Crash with SO_REUSEPORT and ef456144da8ef507c8cf504284b6042e9201a05c
From: Marc Dionne
Date: Tue Jan 19 2016 - 10:58:06 EST
I shared this one with Craig but I thought I'd put it out to a wider audience.
Trying to run the current kernel mainline on a test system I found
that any attempt to run many of our executables would crash the
system. The networking code in all of these opens and listens on
multiple UDP sockets set with SO_REUSEPORT. We also like to bind the
first socket before setting SO_REUSEPORT so we can catch some cases
where the port is actually in use by someone else (for instance a
previous incarnation of the same service).
This is easily reproduced with this sequence:
- create 2 sockets A and B
- bind socket A to an address
- set SO_REUSEPORT on socket A
- set SO_REUSEPORT on socket B
- bind socket B to the same address as A
The sk_reuseport_cb structure is only allocated at bind time if
SO_REUSEPORT is already set, so A doesn't have one. When we bind B, A
is found as a match that has SO_REUSEPORT and reuseport_add_sock will
try to use the NULL sk_reuseport_cb structure from A, causing a crash.
Not sure what the best fix is, but seems like the structure could be
either allocated (if not already done) when setting SO_REUSEPORT, or
when we find it to be NULL in reuseport_add_sock (but locking may be
an issue there). I was able to test that allocating sk_reuseport_cb
when setting SO_REUSEPORT makes things behave normally again; see
attached patch. That's surely not a correct/complete fix as B (in the
scenario above) will have an unnecessary sk_reuseport_cb which will
trigger a warning and should be dealt with.

Request 1:
List every step of the sequence that the crash report gives for reproducing the crash.
Request 2:
According to the crash report, when is the sk_reuseport_cb structure allocated?
Request 3:
Echo the part of the crash report starting at "This is easily" and ending at "causing a crash.".
The items that come next are separate material, apart from the crash report.

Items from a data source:
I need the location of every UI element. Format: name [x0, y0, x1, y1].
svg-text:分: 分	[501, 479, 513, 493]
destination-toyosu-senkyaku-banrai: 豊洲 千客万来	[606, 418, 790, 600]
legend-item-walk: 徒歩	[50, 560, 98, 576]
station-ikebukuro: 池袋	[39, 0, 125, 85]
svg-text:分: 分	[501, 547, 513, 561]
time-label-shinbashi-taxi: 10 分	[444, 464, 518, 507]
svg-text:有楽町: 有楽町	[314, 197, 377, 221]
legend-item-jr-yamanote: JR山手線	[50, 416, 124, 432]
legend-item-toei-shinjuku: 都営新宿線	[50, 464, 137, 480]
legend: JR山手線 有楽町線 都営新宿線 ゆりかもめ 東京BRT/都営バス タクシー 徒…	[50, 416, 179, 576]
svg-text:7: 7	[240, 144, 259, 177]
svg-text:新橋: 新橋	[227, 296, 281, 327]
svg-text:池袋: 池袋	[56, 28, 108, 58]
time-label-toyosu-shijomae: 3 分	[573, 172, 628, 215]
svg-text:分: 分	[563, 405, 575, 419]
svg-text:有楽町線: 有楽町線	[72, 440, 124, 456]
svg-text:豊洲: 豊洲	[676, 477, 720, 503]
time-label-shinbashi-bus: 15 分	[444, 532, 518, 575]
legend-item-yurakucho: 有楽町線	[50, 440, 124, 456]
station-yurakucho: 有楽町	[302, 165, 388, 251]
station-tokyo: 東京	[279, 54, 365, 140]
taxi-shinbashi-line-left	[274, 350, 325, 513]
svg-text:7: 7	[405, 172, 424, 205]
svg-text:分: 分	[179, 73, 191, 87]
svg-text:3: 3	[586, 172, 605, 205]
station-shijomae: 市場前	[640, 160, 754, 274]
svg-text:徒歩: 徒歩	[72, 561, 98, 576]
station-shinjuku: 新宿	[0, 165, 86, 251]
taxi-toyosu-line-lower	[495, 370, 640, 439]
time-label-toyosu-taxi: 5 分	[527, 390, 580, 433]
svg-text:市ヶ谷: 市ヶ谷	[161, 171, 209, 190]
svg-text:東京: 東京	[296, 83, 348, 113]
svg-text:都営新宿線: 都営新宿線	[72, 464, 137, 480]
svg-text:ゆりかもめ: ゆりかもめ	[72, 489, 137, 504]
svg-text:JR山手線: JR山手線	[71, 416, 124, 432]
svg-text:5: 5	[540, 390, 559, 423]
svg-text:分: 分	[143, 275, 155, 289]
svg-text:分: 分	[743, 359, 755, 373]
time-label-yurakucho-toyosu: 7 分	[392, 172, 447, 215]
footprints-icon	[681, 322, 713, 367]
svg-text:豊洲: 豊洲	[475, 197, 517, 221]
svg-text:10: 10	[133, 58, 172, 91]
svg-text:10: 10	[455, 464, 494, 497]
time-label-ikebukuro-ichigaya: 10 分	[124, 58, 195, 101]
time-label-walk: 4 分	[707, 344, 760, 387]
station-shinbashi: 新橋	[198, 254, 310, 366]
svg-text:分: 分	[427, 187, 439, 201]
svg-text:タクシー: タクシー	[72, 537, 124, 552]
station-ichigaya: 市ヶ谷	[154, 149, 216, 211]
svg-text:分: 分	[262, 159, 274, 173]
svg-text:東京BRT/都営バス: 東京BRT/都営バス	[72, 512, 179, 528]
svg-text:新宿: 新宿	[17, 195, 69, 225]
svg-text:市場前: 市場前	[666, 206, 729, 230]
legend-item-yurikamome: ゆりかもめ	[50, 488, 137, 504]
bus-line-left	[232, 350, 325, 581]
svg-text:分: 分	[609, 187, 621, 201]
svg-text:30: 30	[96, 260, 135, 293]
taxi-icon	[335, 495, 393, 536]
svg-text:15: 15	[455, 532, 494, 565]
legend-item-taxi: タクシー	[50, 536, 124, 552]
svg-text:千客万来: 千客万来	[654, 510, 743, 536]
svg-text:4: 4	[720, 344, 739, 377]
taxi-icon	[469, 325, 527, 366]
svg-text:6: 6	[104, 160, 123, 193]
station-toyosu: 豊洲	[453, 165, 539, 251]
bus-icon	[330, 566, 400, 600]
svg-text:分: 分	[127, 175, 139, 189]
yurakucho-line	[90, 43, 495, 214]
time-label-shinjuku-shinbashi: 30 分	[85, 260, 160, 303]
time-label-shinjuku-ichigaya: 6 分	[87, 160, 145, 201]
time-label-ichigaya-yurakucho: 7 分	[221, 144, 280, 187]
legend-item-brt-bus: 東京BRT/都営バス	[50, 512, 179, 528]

Full response 1:
- Create 2 sockets A and B
- Bind socket A to an address
- Set SO_REUSEPORT on socket A
- Set SO_REUSEPORT on socket B
- Bind socket B to the same address as A

Full response 2:
Only at bind time, and only if SO_REUSEPORT is already set.

Full response 3:
This is easily reproduced with this sequence:
- create 2 sockets A and B
- bind socket A to an address
- set SO_REUSEPORT on socket A
- set SO_REUSEPORT on socket B
- bind socket B to the same address as A
The sk_reuseport_cb structure is only allocated at bind time if
SO_REUSEPORT is already set, so A doesn't have one. When we bind B, A
is found as a match that has SO_REUSEPORT and reuseport_add_sock will
try to use the NULL sk_reuseport_cb structure from A, causing a crash.